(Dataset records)
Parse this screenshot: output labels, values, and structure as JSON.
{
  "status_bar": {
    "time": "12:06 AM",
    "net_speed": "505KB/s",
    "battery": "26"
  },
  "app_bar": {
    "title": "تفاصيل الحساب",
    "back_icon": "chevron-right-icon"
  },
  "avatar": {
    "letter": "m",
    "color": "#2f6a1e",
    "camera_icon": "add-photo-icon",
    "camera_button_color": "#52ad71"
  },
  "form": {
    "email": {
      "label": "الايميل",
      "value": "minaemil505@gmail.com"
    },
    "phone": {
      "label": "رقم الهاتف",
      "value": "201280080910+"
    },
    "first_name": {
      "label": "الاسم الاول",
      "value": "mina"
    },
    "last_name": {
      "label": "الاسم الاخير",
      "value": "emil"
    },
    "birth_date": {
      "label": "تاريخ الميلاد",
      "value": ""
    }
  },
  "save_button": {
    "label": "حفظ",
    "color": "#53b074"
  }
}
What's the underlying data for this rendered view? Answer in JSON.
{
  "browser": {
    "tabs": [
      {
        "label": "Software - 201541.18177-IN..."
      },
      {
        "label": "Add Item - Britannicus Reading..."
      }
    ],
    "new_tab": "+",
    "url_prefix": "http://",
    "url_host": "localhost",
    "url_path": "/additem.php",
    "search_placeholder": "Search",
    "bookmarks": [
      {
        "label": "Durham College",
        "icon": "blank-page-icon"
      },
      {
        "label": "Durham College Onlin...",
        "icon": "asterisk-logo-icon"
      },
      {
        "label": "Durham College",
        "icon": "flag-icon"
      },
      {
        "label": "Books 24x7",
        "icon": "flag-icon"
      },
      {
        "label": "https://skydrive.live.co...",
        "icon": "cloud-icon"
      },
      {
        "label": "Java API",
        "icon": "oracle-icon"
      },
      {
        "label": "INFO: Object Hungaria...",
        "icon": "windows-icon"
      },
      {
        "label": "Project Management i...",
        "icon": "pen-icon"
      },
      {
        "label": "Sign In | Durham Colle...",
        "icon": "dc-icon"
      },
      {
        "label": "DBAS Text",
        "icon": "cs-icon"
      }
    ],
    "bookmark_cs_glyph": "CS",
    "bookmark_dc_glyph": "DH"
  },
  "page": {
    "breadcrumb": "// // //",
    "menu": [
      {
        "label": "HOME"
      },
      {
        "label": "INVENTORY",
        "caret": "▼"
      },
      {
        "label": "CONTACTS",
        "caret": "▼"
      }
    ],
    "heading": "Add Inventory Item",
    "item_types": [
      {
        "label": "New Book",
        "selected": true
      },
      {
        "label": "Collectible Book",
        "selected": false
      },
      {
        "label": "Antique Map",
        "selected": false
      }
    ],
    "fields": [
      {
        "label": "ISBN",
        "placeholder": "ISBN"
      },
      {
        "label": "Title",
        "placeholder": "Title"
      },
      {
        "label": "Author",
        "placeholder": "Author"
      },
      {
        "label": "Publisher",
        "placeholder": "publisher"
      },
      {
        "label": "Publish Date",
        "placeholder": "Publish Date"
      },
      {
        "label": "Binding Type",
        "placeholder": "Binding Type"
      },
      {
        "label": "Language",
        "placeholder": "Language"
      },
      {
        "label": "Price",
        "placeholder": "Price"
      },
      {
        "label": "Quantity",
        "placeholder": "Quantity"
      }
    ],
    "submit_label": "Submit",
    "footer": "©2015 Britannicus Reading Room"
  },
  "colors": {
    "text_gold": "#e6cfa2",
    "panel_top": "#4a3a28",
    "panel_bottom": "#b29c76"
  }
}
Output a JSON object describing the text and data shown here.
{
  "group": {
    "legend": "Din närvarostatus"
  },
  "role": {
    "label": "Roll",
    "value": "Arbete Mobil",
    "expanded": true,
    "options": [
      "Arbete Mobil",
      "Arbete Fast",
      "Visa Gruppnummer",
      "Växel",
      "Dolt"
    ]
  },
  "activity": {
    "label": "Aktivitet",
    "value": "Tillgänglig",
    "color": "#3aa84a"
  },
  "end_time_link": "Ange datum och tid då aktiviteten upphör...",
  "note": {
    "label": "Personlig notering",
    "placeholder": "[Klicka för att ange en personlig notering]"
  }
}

Description of the task: Return the entries above exactly as they appear.

Right answer:
Parse this screenshot: output labels, values, and structure as JSON.
{
  "status_bar": {
    "time": "12:06 AM",
    "net_speed": "505KB/s",
    "battery": "26"
  },
  "app_bar": {
    "title": "تفاصيل الحساب",
    "back_icon": "chevron-right-icon"
  },
  "avatar": {
    "letter": "m",
    "color": "#2f6a1e",
    "camera_icon": "add-photo-icon",
    "camera_button_color": "#52ad71"
  },
  "form": {
    "email": {
      "label": "الايميل",
      "value": "minaemil505@gmail.com"
    },
    "phone": {
      "label": "رقم الهاتف",
      "value": "201280080910+"
    },
    "first_name": {
      "label": "الاسم الاول",
      "value": "mina"
    },
    "last_name": {
      "label": "الاسم الاخير",
      "value": "emil"
    },
    "birth_date": {
      "label": "تاريخ الميلاد",
      "value": ""
    }
  },
  "save_button": {
    "label": "حفظ",
    "color": "#53b074"
  }
}
What's the underlying data for this rendered view? Answer in JSON.
{
  "browser": {
    "tabs": [
      {
        "label": "Software - 201541.18177-IN..."
      },
      {
        "label": "Add Item - Britannicus Reading..."
      }
    ],
    "new_tab": "+",
    "url_prefix": "http://",
    "url_host": "localhost",
    "url_path": "/additem.php",
    "search_placeholder": "Search",
    "bookmarks": [
      {
        "label": "Durham College",
        "icon": "blank-page-icon"
      },
      {
        "label": "Durham College Onlin...",
        "icon": "asterisk-logo-icon"
      },
      {
        "label": "Durham College",
        "icon": "flag-icon"
      },
      {
        "label": "Books 24x7",
        "icon": "flag-icon"
      },
      {
        "label": "https://skydrive.live.co...",
        "icon": "cloud-icon"
      },
      {
        "label": "Java API",
        "icon": "oracle-icon"
      },
      {
        "label": "INFO: Object Hungaria...",
        "icon": "windows-icon"
      },
      {
        "label": "Project Management i...",
        "icon": "pen-icon"
      },
      {
        "label": "Sign In | Durham Colle...",
        "icon": "dc-icon"
      },
      {
        "label": "DBAS Text",
        "icon": "cs-icon"
      }
    ],
    "bookmark_cs_glyph": "CS",
    "bookmark_dc_glyph": "DH"
  },
  "page": {
    "breadcrumb": "// // //",
    "menu": [
      {
        "label": "HOME"
      },
      {
        "label": "INVENTORY",
        "caret": "▼"
      },
      {
        "label": "CONTACTS",
        "caret": "▼"
      }
    ],
    "heading": "Add Inventory Item",
    "item_types": [
      {
        "label": "New Book",
        "selected": true
      },
      {
        "label": "Collectible Book",
        "selected": false
      },
      {
        "label": "Antique Map",
        "selected": false
      }
    ],
    "fields": [
      {
        "label": "ISBN",
        "placeholder": "ISBN"
      },
      {
        "label": "Title",
        "placeholder": "Title"
      },
      {
        "label": "Author",
        "placeholder": "Author"
      },
      {
        "label": "Publisher",
        "placeholder": "publisher"
      },
      {
        "label": "Publish Date",
        "placeholder": "Publish Date"
      },
      {
        "label": "Binding Type",
        "placeholder": "Binding Type"
      },
      {
        "label": "Language",
        "placeholder": "Language"
      },
      {
        "label": "Price",
        "placeholder": "Price"
      },
      {
        "label": "Quantity",
        "placeholder": "Quantity"
      }
    ],
    "submit_label": "Submit",
    "footer": "©2015 Britannicus Reading Room"
  },
  "colors": {
    "text_gold": "#e6cfa2",
    "panel_top": "#4a3a28",
    "panel_bottom": "#b29c76"
  }
}
Output a JSON object describing the text and data shown here.
{
  "group": {
    "legend": "Din närvarostatus"
  },
  "role": {
    "label": "Roll",
    "value": "Arbete Mobil",
    "expanded": true,
    "options": [
      "Arbete Mobil",
      "Arbete Fast",
      "Visa Gruppnummer",
      "Växel",
      "Dolt"
    ]
  },
  "activity": {
    "label": "Aktivitet",
    "value": "Tillgänglig",
    "color": "#3aa84a"
  },
  "end_time_link": "Ange datum och tid då aktiviteten upphör...",
  "note": {
    "label": "Personlig notering",
    "placeholder": "[Klicka för att ange en personlig notering]"
  }
}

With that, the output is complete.